*DATA SECTION:*
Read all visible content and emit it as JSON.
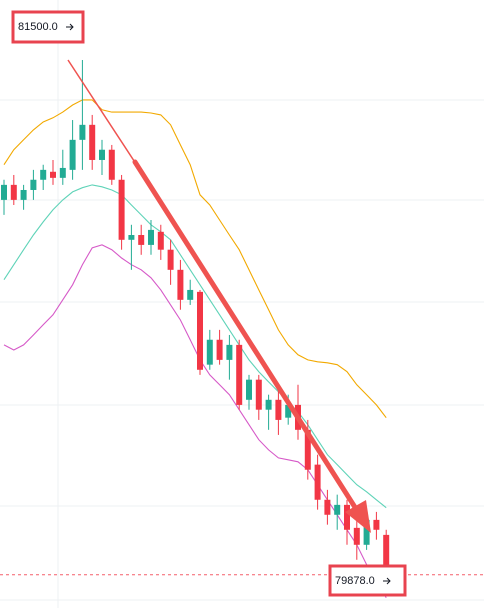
{
  "chart_data": {
    "type": "candlestick",
    "up_color": "#22ab94",
    "down_color": "#f23645",
    "open": [
      81062,
      81109,
      81062,
      81093,
      81125,
      81150,
      81131,
      81156,
      81250,
      81297,
      81187,
      81219,
      81125,
      80937,
      80952,
      80921,
      80962,
      80906,
      80843,
      80749,
      80774,
      80546,
      80624,
      80561,
      80608,
      80436,
      80499,
      80405,
      80436,
      80380,
      80420,
      80342,
      80233,
      80123,
      80076,
      80107,
      80035,
      79982,
      80060,
      80013
    ],
    "high": [
      81125,
      81140,
      81109,
      81156,
      81172,
      81187,
      81219,
      81312,
      81500,
      81328,
      81250,
      81234,
      81140,
      80984,
      80984,
      80999,
      80984,
      80937,
      80874,
      80812,
      80780,
      80655,
      80655,
      80639,
      80624,
      80514,
      80514,
      80452,
      80467,
      80452,
      80483,
      80373,
      80264,
      80154,
      80139,
      80123,
      80060,
      80092,
      80085,
      80029
    ],
    "low": [
      81015,
      81046,
      81031,
      81062,
      81093,
      81109,
      81109,
      81125,
      81156,
      81156,
      81140,
      81109,
      80906,
      80843,
      80890,
      80890,
      80874,
      80796,
      80718,
      80733,
      80514,
      80530,
      80546,
      80499,
      80405,
      80405,
      80373,
      80342,
      80326,
      80358,
      80311,
      80186,
      80092,
      80045,
      80029,
      79982,
      79935,
      79966,
      79998,
      79878
    ],
    "close": [
      81109,
      81062,
      81093,
      81125,
      81156,
      81131,
      81162,
      81250,
      81297,
      81187,
      81219,
      81125,
      80937,
      80952,
      80921,
      80968,
      80906,
      80843,
      80749,
      80780,
      80530,
      80624,
      80561,
      80608,
      80420,
      80499,
      80405,
      80436,
      80373,
      80420,
      80342,
      80217,
      80123,
      80076,
      80107,
      80029,
      79982,
      80060,
      80029,
      79888
    ],
    "bands": [
      {
        "color": "#f2a900",
        "values": [
          81172,
          81219,
          81250,
          81281,
          81306,
          81319,
          81337,
          81359,
          81375,
          81375,
          81344,
          81337,
          81337,
          81337,
          81337,
          81334,
          81328,
          81297,
          81234,
          81172,
          81078,
          81046,
          80999,
          80952,
          80906,
          80843,
          80780,
          80718,
          80655,
          80608,
          80577,
          80561,
          80555,
          80552,
          80546,
          80524,
          80483,
          80452,
          80420,
          80380
        ]
      },
      {
        "color": "#5fd3b8",
        "values": [
          80812,
          80859,
          80906,
          80952,
          80993,
          81031,
          81062,
          81087,
          81100,
          81109,
          81103,
          81093,
          81078,
          81046,
          81015,
          80984,
          80962,
          80937,
          80890,
          80843,
          80796,
          80749,
          80702,
          80655,
          80608,
          80561,
          80524,
          80492,
          80461,
          80430,
          80398,
          80358,
          80311,
          80264,
          80233,
          80201,
          80170,
          80148,
          80123,
          80098
        ]
      },
      {
        "color": "#d65ac8",
        "values": [
          80608,
          80592,
          80608,
          80639,
          80671,
          80702,
          80749,
          80796,
          80859,
          80912,
          80921,
          80906,
          80880,
          80859,
          80843,
          80818,
          80780,
          80733,
          80686,
          80624,
          80561,
          80514,
          80483,
          80452,
          80405,
          80358,
          80311,
          80279,
          80254,
          80248,
          80242,
          80217,
          80170,
          80123,
          80076,
          80029,
          79982,
          79920,
          79873,
          79816
        ]
      }
    ],
    "annotations": [
      {
        "text": "81500.0"
      },
      {
        "text": "79878.0"
      }
    ]
  }
}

*DIRECTIONS:* Copy all the entries word for word. Omit any pictures.

*FINAL ANSWER:*
Read all visible content and emit it as JSON.
{
  "chart_data": {
    "type": "candlestick",
    "up_color": "#22ab94",
    "down_color": "#f23645",
    "open": [
      81062,
      81109,
      81062,
      81093,
      81125,
      81150,
      81131,
      81156,
      81250,
      81297,
      81187,
      81219,
      81125,
      80937,
      80952,
      80921,
      80962,
      80906,
      80843,
      80749,
      80774,
      80546,
      80624,
      80561,
      80608,
      80436,
      80499,
      80405,
      80436,
      80380,
      80420,
      80342,
      80233,
      80123,
      80076,
      80107,
      80035,
      79982,
      80060,
      80013
    ],
    "high": [
      81125,
      81140,
      81109,
      81156,
      81172,
      81187,
      81219,
      81312,
      81500,
      81328,
      81250,
      81234,
      81140,
      80984,
      80984,
      80999,
      80984,
      80937,
      80874,
      80812,
      80780,
      80655,
      80655,
      80639,
      80624,
      80514,
      80514,
      80452,
      80467,
      80452,
      80483,
      80373,
      80264,
      80154,
      80139,
      80123,
      80060,
      80092,
      80085,
      80029
    ],
    "low": [
      81015,
      81046,
      81031,
      81062,
      81093,
      81109,
      81109,
      81125,
      81156,
      81156,
      81140,
      81109,
      80906,
      80843,
      80890,
      80890,
      80874,
      80796,
      80718,
      80733,
      80514,
      80530,
      80546,
      80499,
      80405,
      80405,
      80373,
      80342,
      80326,
      80358,
      80311,
      80186,
      80092,
      80045,
      80029,
      79982,
      79935,
      79966,
      79998,
      79878
    ],
    "close": [
      81109,
      81062,
      81093,
      81125,
      81156,
      81131,
      81162,
      81250,
      81297,
      81187,
      81219,
      81125,
      80937,
      80952,
      80921,
      80968,
      80906,
      80843,
      80749,
      80780,
      80530,
      80624,
      80561,
      80608,
      80420,
      80499,
      80405,
      80436,
      80373,
      80420,
      80342,
      80217,
      80123,
      80076,
      80107,
      80029,
      79982,
      80060,
      80029,
      79888
    ],
    "bands": [
      {
        "color": "#f2a900",
        "values": [
          81172,
          81219,
          81250,
          81281,
          81306,
          81319,
          81337,
          81359,
          81375,
          81375,
          81344,
          81337,
          81337,
          81337,
          81337,
          81334,
          81328,
          81297,
          81234,
          81172,
          81078,
          81046,
          80999,
          80952,
          80906,
          80843,
          80780,
          80718,
          80655,
          80608,
          80577,
          80561,
          80555,
          80552,
          80546,
          80524,
          80483,
          80452,
          80420,
          80380
        ]
      },
      {
        "color": "#5fd3b8",
        "values": [
          80812,
          80859,
          80906,
          80952,
          80993,
          81031,
          81062,
          81087,
          81100,
          81109,
          81103,
          81093,
          81078,
          81046,
          81015,
          80984,
          80962,
          80937,
          80890,
          80843,
          80796,
          80749,
          80702,
          80655,
          80608,
          80561,
          80524,
          80492,
          80461,
          80430,
          80398,
          80358,
          80311,
          80264,
          80233,
          80201,
          80170,
          80148,
          80123,
          80098
        ]
      },
      {
        "color": "#d65ac8",
        "values": [
          80608,
          80592,
          80608,
          80639,
          80671,
          80702,
          80749,
          80796,
          80859,
          80912,
          80921,
          80906,
          80880,
          80859,
          80843,
          80818,
          80780,
          80733,
          80686,
          80624,
          80561,
          80514,
          80483,
          80452,
          80405,
          80358,
          80311,
          80279,
          80254,
          80248,
          80242,
          80217,
          80170,
          80123,
          80076,
          80029,
          79982,
          79920,
          79873,
          79816
        ]
      }
    ],
    "annotations": [
      {
        "text": "81500.0"
      },
      {
        "text": "79878.0"
      }
    ]
  }
}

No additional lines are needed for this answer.